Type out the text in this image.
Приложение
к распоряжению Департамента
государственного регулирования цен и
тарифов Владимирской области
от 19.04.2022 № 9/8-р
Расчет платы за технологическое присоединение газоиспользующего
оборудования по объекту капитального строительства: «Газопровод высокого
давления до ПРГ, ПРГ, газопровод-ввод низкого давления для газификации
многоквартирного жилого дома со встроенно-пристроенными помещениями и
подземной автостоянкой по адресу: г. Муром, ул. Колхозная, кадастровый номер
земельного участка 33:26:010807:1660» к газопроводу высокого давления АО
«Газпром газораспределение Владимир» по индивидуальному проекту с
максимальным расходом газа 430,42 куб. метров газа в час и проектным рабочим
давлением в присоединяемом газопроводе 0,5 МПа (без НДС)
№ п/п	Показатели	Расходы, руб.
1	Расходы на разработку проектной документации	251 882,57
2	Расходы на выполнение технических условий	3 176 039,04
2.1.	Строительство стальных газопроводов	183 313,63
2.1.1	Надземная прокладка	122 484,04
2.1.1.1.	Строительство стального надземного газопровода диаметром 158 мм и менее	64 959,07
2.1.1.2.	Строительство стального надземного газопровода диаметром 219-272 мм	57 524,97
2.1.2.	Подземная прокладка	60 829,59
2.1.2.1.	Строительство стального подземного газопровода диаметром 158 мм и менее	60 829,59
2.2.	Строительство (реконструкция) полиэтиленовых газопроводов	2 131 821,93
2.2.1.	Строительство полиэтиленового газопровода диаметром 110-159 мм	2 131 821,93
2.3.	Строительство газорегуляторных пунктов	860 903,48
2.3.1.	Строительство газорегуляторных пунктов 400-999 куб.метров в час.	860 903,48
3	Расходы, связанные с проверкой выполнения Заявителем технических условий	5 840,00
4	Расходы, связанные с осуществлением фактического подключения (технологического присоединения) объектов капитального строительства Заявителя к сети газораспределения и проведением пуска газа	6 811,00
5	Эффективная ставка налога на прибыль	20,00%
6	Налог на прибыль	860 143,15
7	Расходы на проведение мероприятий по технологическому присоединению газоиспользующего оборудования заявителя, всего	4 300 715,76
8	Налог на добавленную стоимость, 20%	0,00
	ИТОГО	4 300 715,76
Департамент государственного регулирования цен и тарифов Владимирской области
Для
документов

> [What is asked]: Repeat the listing exactly, from its first line to its last.

> [Response]:
Type out the text in this image.
Приложение
к распоряжению Департамента
государственного регулирования цен и
тарифов Владимирской области
от 19.04.2022 № 9/8-р
Расчет платы за технологическое присоединение газоиспользующего
оборудования по объекту капитального строительства: «Газопровод высокого
давления до ПРГ, ПРГ, газопровод-ввод низкого давления для газификации
многоквартирного жилого дома со встроенно-пристроенными помещениями и
подземной автостоянкой по адресу: г. Муром, ул. Колхозная, кадастровый номер
земельного участка 33:26:010807:1660» к газопроводу высокого давления АО
«Газпром газораспределение Владимир» по индивидуальному проекту с
максимальным расходом газа 430,42 куб. метров газа в час и проектным рабочим
давлением в присоединяемом газопроводе 0,5 МПа (без НДС)
№ п/п	Показатели	Расходы, руб.
1	Расходы на разработку проектной документации	251 882,57
2	Расходы на выполнение технических условий	3 176 039,04
2.1.	Строительство стальных газопроводов	183 313,63
2.1.1	Надземная прокладка	122 484,04
2.1.1.1.	Строительство стального надземного газопровода диаметром 158 мм и менее	64 959,07
2.1.1.2.	Строительство стального надземного газопровода диаметром 219-272 мм	57 524,97
2.1.2.	Подземная прокладка	60 829,59
2.1.2.1.	Строительство стального подземного газопровода диаметром 158 мм и менее	60 829,59
2.2.	Строительство (реконструкция) полиэтиленовых газопроводов	2 131 821,93
2.2.1.	Строительство полиэтиленового газопровода диаметром 110-159 мм	2 131 821,93
2.3.	Строительство газорегуляторных пунктов	860 903,48
2.3.1.	Строительство газорегуляторных пунктов 400-999 куб.метров в час.	860 903,48
3	Расходы, связанные с проверкой выполнения Заявителем технических условий	5 840,00
4	Расходы, связанные с осуществлением фактического подключения (технологического присоединения) объектов капитального строительства Заявителя к сети газораспределения и проведением пуска газа	6 811,00
5	Эффективная ставка налога на прибыль	20,00%
6	Налог на прибыль	860 143,15
7	Расходы на проведение мероприятий по технологическому присоединению газоиспользующего оборудования заявителя, всего	4 300 715,76
8	Налог на добавленную стоимость, 20%	0,00
	ИТОГО	4 300 715,76
Департамент государственного регулирования цен и тарифов Владимирской области
Для
документов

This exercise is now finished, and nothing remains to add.